Given exercise: Select the lines that hold the word "other" and copy each one.

☆ ☆ ☆ ☆ ☆ ☆ ☆

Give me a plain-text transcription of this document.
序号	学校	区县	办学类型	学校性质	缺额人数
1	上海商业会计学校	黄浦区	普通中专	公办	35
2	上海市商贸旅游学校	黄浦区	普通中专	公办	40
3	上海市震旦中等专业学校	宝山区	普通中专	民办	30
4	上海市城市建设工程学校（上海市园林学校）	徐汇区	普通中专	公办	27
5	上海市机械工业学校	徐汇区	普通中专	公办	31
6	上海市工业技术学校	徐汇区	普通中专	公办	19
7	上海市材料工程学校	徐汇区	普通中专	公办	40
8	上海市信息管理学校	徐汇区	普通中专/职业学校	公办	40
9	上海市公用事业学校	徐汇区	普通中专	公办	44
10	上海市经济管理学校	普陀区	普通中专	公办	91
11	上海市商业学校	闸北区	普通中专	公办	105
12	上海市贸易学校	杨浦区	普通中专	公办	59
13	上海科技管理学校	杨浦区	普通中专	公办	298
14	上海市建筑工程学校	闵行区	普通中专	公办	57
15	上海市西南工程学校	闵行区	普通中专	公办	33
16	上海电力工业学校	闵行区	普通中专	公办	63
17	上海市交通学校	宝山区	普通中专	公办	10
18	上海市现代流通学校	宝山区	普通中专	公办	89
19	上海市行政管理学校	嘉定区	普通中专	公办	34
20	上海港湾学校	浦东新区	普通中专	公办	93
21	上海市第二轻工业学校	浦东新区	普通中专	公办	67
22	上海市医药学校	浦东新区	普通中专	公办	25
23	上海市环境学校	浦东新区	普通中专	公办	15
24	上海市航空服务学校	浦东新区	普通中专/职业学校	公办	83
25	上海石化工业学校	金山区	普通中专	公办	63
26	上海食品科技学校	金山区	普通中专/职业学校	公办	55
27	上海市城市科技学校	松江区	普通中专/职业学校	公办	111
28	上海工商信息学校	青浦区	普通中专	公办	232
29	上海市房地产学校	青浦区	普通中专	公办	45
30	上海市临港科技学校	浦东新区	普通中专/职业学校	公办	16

☆ ☆ ☆ ☆ ☆ ☆ ☆

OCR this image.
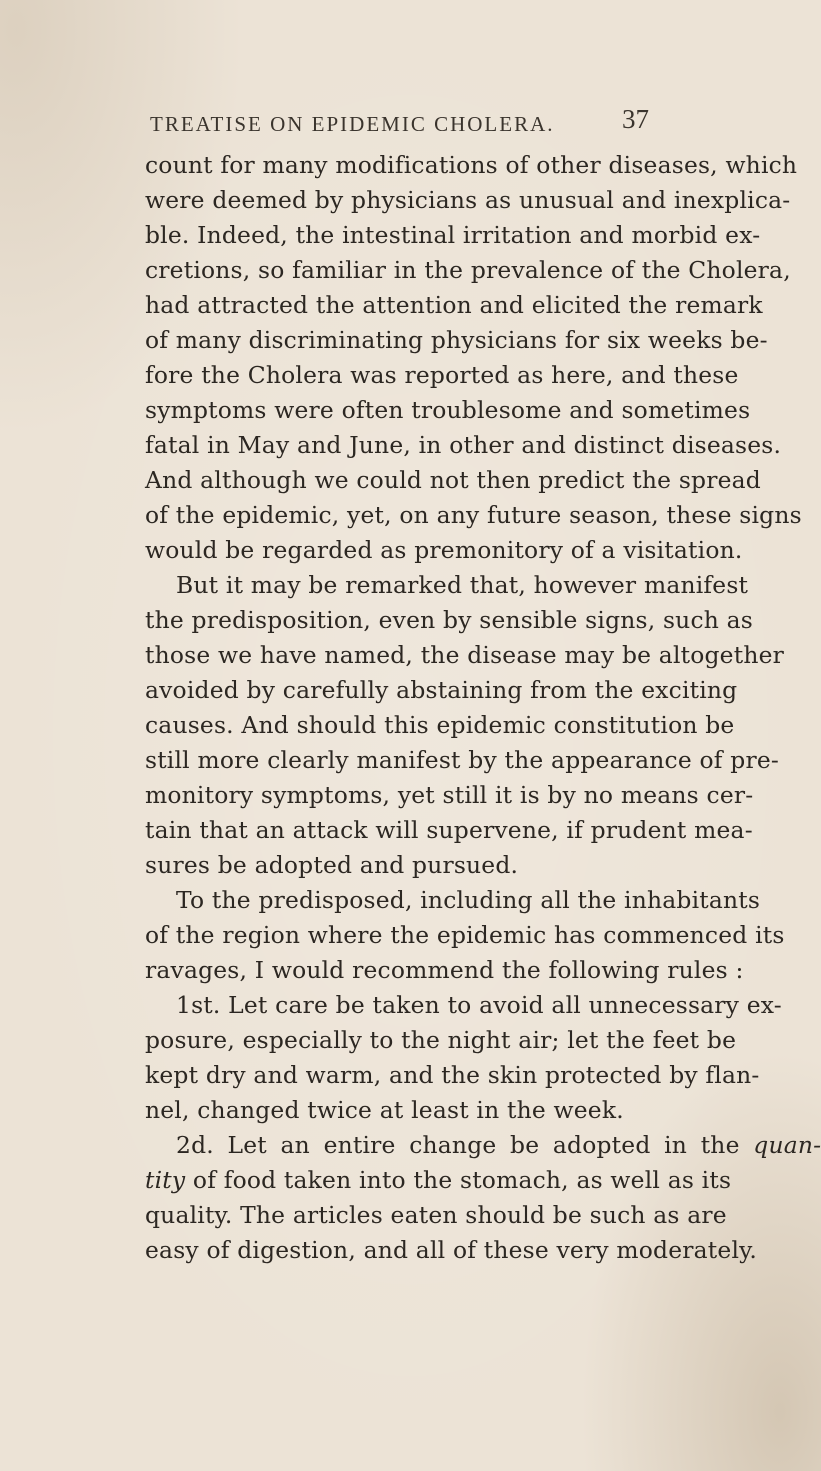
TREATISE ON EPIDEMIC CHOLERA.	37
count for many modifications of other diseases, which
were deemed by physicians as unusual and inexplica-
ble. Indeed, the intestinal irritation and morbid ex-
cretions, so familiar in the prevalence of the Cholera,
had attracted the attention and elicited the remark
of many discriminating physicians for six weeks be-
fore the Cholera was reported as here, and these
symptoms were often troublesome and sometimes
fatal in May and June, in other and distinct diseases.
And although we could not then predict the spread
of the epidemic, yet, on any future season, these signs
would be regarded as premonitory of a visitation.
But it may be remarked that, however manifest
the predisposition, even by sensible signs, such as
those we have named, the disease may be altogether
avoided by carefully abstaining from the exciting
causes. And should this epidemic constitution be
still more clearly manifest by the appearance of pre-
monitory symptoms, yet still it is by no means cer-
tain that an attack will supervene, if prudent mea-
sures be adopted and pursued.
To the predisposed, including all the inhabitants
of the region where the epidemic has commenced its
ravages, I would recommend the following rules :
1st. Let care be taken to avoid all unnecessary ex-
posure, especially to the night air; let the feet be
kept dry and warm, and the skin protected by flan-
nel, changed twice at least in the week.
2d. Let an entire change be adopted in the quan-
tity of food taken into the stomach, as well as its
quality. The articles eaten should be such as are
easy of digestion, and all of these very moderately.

☆ ☆ ☆ ☆ ☆ ☆ ☆

The answer:
count for many modifications of other diseases, which
fatal in May and June, in other and distinct diseases.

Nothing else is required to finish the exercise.